**Task instructions**
Repeat exactly, and only, the lines from the one holding "Type out the text in this image." through the last line of the records below.

**Information given**
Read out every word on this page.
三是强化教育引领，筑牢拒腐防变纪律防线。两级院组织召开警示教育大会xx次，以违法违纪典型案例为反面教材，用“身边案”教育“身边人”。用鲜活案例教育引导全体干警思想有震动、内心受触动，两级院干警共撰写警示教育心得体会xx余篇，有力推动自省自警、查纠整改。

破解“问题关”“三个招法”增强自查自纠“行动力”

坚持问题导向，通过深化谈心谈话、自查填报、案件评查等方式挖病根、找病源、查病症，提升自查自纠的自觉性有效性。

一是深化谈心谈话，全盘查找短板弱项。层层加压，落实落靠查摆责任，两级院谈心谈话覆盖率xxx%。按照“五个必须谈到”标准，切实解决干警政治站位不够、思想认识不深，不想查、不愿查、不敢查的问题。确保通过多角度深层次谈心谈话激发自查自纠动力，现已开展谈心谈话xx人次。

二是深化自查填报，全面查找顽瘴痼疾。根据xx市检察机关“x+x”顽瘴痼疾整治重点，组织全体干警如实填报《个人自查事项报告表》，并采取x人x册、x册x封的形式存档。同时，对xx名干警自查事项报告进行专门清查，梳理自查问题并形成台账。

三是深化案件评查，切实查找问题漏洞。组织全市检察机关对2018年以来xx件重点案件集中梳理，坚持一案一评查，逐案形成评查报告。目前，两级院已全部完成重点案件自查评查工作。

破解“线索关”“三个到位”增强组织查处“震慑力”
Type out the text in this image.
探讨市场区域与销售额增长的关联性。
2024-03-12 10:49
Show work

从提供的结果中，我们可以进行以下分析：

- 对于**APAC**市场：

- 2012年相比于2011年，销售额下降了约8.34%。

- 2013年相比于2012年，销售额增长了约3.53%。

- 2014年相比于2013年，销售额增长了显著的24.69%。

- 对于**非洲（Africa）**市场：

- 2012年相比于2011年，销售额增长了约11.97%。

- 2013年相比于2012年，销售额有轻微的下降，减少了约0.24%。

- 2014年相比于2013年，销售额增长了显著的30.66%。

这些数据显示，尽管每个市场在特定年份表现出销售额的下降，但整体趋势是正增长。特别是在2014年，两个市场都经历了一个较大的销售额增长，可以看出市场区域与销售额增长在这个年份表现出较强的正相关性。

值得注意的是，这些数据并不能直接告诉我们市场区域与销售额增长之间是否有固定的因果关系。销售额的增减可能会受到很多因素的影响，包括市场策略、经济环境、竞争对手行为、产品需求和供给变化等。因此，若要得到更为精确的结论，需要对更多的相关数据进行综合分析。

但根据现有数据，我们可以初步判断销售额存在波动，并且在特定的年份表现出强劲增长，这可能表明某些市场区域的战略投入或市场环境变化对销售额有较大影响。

**Result for this task**
Type out the text in this image.
探讨市场区域与销售额增长的关联性。
2024-03-12 10:49
Show work

从提供的结果中，我们可以进行以下分析：

- 对于**APAC**市场：

- 2012年相比于2011年，销售额下降了约8.34%。

- 2013年相比于2012年，销售额增长了约3.53%。

- 2014年相比于2013年，销售额增长了显著的24.69%。

- 对于**非洲（Africa）**市场：

- 2012年相比于2011年，销售额增长了约11.97%。

- 2013年相比于2012年，销售额有轻微的下降，减少了约0.24%。

- 2014年相比于2013年，销售额增长了显著的30.66%。

这些数据显示，尽管每个市场在特定年份表现出销售额的下降，但整体趋势是正增长。特别是在2014年，两个市场都经历了一个较大的销售额增长，可以看出市场区域与销售额增长在这个年份表现出较强的正相关性。

值得注意的是，这些数据并不能直接告诉我们市场区域与销售额增长之间是否有固定的因果关系。销售额的增减可能会受到很多因素的影响，包括市场策略、经济环境、竞争对手行为、产品需求和供给变化等。因此，若要得到更为精确的结论，需要对更多的相关数据进行综合分析。

但根据现有数据，我们可以初步判断销售额存在波动，并且在特定的年份表现出强劲增长，这可能表明某些市场区域的战略投入或市场环境变化对销售额有较大影响。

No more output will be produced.